-- start Provided records --

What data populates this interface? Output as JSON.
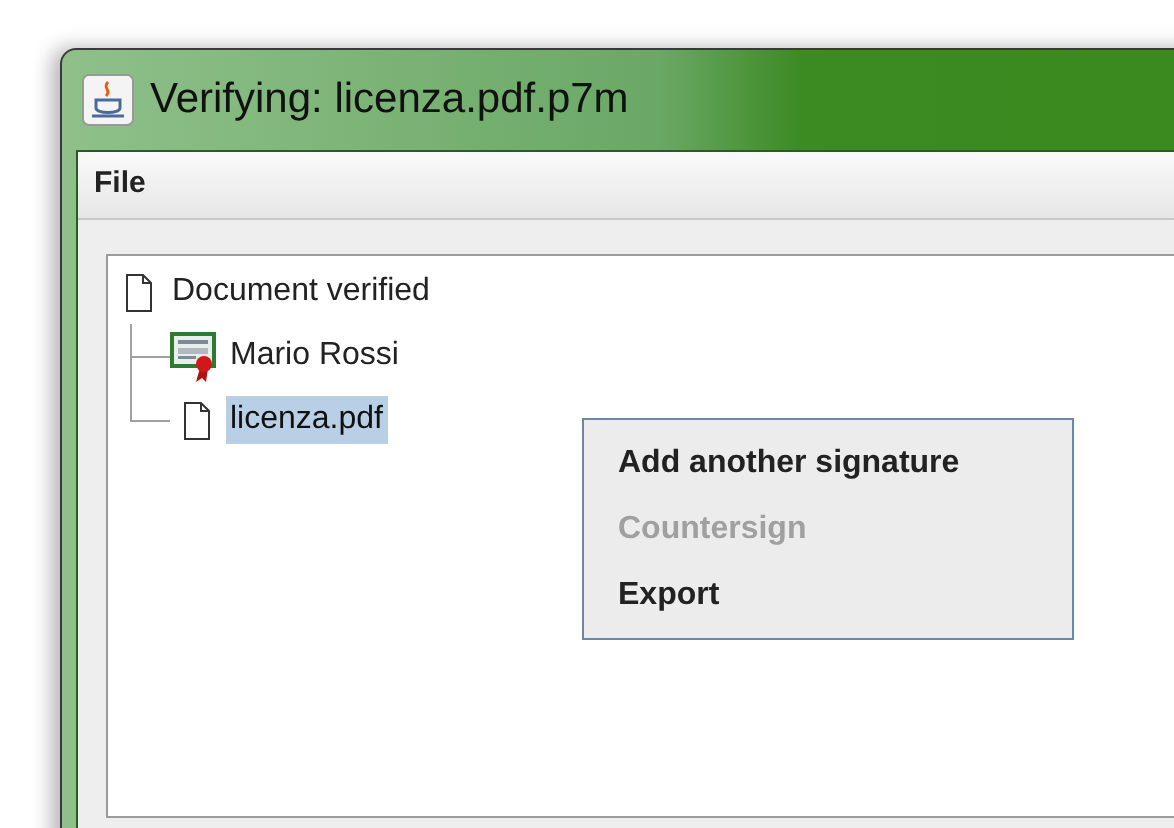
{
  "window": {
    "title": "Verifying: licenza.pdf.p7m"
  },
  "menu_bar": [
    "File"
  ],
  "tree": [
    {
      "label": "Document verified",
      "kind": "document",
      "selected": false,
      "children": [
        {
          "label": "Mario Rossi",
          "kind": "certificate",
          "selected": false
        },
        {
          "label": "licenza.pdf",
          "kind": "document",
          "selected": true
        }
      ]
    }
  ],
  "context_menu": [
    {
      "label": "Add another signature",
      "disabled": false
    },
    {
      "label": "Countersign",
      "disabled": true
    },
    {
      "label": "Export",
      "disabled": false
    }
  ]
}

-- end Provided records --

> _Your task_
Above are records with pictures; repeat the records exactly and leave the pictures out.

> _Complete output_
What data populates this interface? Output as JSON.
{
  "window": {
    "title": "Verifying: licenza.pdf.p7m"
  },
  "menu_bar": [
    "File"
  ],
  "tree": [
    {
      "label": "Document verified",
      "kind": "document",
      "selected": false,
      "children": [
        {
          "label": "Mario Rossi",
          "kind": "certificate",
          "selected": false
        },
        {
          "label": "licenza.pdf",
          "kind": "document",
          "selected": true
        }
      ]
    }
  ],
  "context_menu": [
    {
      "label": "Add another signature",
      "disabled": false
    },
    {
      "label": "Countersign",
      "disabled": true
    },
    {
      "label": "Export",
      "disabled": false
    }
  ]
}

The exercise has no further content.